## THE REQUEST
Copy the items below verbatim, from the first line through the line containing "- x-tick-label: Do.: [229, 764, 271, 794]", including both of those lines.

## EXCERPTED RECORDS
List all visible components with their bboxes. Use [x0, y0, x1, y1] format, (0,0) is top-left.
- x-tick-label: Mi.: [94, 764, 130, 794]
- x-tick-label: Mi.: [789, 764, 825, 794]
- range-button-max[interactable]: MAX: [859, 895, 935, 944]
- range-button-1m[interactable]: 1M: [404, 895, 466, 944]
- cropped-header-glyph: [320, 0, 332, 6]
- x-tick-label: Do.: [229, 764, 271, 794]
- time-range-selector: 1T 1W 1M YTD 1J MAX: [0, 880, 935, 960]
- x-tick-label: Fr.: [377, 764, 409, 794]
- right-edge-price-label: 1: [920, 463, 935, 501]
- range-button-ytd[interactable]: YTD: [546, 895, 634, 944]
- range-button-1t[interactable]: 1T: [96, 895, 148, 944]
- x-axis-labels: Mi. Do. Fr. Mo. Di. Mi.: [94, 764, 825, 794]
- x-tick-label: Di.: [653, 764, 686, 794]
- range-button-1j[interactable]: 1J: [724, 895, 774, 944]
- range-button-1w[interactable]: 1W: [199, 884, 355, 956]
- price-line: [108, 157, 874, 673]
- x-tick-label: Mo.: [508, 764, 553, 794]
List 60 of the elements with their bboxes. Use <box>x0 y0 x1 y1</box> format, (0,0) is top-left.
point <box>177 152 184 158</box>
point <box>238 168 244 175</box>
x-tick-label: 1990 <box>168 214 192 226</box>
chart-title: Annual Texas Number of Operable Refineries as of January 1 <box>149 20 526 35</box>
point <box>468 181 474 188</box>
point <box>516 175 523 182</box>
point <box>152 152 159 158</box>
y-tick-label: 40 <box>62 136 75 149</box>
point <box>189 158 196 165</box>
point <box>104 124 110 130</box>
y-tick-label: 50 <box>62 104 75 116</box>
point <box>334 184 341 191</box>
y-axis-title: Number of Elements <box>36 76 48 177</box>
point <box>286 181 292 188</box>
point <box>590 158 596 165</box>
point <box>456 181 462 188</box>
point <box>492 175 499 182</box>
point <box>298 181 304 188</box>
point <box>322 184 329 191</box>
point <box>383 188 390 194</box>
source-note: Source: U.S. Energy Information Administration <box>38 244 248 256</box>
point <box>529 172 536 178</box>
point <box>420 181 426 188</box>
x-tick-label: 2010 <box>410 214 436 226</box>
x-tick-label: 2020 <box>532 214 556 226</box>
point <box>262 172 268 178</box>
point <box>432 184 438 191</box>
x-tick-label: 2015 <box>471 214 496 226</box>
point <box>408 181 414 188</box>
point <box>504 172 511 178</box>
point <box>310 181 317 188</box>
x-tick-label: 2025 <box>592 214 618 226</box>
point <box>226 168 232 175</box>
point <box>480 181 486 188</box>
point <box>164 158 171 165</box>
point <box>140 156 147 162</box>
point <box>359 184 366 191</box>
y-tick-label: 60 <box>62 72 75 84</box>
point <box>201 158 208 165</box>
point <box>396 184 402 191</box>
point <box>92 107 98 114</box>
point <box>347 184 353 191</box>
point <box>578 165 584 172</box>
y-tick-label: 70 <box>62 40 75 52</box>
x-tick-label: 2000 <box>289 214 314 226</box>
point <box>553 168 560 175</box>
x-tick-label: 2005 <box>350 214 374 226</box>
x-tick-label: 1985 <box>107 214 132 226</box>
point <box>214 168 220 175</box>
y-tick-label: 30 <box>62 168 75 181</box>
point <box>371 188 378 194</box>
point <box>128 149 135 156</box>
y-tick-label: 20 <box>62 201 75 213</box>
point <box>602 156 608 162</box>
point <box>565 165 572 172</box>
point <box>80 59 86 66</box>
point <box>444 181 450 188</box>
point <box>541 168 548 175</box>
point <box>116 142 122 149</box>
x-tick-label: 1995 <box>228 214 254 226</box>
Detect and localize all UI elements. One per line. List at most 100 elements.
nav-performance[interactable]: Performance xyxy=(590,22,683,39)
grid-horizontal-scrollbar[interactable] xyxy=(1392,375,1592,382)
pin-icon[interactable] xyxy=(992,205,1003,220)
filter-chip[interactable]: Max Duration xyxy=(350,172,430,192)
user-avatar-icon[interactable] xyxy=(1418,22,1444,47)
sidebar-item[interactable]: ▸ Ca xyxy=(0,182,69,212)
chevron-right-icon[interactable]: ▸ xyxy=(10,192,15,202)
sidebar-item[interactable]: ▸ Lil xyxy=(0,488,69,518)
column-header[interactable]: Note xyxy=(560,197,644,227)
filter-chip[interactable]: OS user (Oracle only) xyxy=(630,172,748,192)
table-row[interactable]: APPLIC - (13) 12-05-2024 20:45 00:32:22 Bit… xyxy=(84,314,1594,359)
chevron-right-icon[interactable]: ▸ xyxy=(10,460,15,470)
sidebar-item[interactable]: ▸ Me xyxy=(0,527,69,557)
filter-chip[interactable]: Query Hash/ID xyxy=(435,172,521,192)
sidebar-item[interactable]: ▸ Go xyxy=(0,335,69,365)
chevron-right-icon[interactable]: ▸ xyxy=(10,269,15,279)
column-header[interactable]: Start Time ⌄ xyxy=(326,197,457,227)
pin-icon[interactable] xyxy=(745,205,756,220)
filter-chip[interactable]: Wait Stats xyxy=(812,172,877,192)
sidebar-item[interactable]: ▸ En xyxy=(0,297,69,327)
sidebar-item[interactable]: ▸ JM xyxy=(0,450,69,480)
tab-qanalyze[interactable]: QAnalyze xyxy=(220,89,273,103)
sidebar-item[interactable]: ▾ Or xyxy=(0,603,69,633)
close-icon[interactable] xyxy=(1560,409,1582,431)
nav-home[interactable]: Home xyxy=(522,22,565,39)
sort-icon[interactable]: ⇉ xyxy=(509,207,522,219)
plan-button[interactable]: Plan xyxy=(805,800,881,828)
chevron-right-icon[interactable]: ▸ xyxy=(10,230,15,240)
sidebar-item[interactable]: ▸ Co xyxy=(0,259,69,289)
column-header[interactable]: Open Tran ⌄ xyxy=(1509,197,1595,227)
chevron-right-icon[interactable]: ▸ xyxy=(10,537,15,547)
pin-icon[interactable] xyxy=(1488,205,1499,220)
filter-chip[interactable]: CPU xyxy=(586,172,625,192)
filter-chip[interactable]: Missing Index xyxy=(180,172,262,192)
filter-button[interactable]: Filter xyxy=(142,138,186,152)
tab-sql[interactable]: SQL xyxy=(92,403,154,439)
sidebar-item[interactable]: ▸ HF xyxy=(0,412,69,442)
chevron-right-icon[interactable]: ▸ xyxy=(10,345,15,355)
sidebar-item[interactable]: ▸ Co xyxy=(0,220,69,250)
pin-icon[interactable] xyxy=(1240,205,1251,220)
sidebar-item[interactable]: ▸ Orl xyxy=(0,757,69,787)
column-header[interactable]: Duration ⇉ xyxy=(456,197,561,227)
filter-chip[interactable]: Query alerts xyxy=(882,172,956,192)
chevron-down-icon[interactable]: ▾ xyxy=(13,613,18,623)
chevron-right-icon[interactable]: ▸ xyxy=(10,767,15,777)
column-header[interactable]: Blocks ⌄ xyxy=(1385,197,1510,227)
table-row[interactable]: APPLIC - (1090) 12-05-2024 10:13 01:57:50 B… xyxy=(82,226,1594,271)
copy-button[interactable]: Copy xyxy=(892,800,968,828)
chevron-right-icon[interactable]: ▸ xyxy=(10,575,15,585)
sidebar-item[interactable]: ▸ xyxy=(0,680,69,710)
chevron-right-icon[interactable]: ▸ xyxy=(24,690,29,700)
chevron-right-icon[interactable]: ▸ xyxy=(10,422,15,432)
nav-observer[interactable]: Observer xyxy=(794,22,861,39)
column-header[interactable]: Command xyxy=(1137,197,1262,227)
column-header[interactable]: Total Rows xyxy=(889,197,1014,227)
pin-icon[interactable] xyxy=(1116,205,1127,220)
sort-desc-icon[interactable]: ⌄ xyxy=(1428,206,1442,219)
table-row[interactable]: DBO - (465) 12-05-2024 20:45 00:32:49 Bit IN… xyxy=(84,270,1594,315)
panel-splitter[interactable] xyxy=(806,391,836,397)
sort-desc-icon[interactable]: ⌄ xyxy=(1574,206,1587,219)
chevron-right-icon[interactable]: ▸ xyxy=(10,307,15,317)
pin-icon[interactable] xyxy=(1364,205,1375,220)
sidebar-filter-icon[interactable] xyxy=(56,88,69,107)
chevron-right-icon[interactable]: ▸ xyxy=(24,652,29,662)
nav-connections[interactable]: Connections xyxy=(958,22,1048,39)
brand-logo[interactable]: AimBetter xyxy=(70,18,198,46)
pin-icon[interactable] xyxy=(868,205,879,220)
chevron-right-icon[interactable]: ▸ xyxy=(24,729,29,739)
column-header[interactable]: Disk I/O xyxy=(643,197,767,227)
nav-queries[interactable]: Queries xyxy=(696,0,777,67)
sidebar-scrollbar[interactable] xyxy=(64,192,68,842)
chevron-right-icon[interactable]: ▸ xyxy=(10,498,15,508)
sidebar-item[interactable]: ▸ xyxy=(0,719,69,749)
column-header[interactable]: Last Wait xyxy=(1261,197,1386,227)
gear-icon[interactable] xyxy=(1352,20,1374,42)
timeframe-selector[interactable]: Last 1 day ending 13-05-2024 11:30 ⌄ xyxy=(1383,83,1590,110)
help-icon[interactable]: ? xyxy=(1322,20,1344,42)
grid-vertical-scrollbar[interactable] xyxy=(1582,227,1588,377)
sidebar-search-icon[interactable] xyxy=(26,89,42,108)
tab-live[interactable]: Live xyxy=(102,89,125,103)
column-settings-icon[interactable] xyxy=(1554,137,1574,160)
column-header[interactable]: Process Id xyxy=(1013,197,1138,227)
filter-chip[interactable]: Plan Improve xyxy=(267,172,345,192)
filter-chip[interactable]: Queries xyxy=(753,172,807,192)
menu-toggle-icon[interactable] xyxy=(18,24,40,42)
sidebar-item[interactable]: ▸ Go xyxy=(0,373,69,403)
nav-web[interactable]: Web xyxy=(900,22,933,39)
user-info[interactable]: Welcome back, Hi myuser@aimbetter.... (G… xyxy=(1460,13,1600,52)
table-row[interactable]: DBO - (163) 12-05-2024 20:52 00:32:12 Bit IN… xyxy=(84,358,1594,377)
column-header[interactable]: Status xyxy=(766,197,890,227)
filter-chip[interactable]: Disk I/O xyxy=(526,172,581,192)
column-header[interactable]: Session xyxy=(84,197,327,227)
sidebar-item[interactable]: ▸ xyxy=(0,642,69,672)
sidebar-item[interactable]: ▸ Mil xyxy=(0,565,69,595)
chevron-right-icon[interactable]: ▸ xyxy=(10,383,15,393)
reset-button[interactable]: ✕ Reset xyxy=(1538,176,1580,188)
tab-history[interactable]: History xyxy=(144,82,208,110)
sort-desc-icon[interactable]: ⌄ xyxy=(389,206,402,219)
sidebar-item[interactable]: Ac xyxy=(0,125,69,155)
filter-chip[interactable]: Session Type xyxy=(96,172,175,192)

## RESULT OF THE EXERCISE
List all visible components with their bboxes. Use [x0, y0, x1, y1] format, (0,0) is top-left.
- x-tick-label: Mi.: [94, 764, 130, 794]
- x-tick-label: Mi.: [789, 764, 825, 794]
- range-button-max[interactable]: MAX: [859, 895, 935, 944]
- range-button-1m[interactable]: 1M: [404, 895, 466, 944]
- cropped-header-glyph: [320, 0, 332, 6]
- x-tick-label: Do.: [229, 764, 271, 794]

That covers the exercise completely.